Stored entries
══════════════════════════════

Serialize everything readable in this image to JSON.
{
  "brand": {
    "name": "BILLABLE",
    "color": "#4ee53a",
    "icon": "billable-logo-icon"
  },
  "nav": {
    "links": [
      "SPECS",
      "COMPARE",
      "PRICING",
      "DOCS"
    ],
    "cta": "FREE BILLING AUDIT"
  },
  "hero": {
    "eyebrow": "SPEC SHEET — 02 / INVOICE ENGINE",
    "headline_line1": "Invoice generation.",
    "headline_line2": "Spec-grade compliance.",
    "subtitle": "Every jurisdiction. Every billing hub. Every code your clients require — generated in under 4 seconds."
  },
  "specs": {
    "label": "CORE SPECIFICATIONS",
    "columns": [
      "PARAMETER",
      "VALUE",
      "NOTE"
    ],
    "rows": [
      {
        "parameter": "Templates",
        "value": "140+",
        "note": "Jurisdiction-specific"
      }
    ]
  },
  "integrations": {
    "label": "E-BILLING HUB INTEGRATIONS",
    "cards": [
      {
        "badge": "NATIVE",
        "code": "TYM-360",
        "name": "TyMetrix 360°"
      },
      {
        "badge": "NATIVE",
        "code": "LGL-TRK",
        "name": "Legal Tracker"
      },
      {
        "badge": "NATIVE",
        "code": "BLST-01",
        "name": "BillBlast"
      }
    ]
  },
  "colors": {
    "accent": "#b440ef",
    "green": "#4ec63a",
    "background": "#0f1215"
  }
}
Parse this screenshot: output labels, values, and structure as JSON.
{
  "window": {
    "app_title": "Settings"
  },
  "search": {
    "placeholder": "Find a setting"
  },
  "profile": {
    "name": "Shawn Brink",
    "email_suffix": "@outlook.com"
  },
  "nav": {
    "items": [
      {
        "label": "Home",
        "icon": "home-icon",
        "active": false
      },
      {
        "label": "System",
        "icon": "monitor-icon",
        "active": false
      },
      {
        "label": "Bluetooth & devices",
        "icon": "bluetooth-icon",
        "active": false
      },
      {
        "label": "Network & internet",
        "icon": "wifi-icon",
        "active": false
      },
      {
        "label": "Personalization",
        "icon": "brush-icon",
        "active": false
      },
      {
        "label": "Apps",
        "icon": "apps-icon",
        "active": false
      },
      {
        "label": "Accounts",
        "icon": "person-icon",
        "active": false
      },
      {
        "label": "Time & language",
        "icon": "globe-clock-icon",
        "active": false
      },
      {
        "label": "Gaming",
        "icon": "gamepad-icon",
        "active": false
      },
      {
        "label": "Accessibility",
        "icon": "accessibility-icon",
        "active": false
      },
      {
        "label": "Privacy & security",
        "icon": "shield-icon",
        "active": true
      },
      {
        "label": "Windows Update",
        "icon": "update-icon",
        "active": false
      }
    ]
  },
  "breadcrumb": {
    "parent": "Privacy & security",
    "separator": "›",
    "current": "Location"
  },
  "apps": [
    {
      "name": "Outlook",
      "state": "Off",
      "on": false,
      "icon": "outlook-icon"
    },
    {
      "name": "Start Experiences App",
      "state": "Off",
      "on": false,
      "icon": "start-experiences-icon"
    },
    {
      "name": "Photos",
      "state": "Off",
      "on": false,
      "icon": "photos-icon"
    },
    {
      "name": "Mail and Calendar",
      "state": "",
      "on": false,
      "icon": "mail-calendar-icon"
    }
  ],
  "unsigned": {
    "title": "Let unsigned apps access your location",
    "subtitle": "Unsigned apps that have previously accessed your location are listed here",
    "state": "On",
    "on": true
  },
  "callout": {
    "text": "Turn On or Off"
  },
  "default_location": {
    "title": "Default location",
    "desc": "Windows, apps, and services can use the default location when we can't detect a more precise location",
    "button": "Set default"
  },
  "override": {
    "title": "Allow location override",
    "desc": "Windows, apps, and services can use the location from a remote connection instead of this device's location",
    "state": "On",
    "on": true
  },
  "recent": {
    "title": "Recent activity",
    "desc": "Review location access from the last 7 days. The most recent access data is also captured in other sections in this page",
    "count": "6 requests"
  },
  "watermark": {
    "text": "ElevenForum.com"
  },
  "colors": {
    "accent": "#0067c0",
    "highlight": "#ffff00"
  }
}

══════════════════════════════

Locate the word "code" in the data above. Copy every line carrying it.

    "subtitle": "Every jurisdiction. Every billing hub. Every code your clients require — generated in under 4 seconds."
        "code": "TYM-360",
        "code": "LGL-TRK",
        "code": "BLST-01",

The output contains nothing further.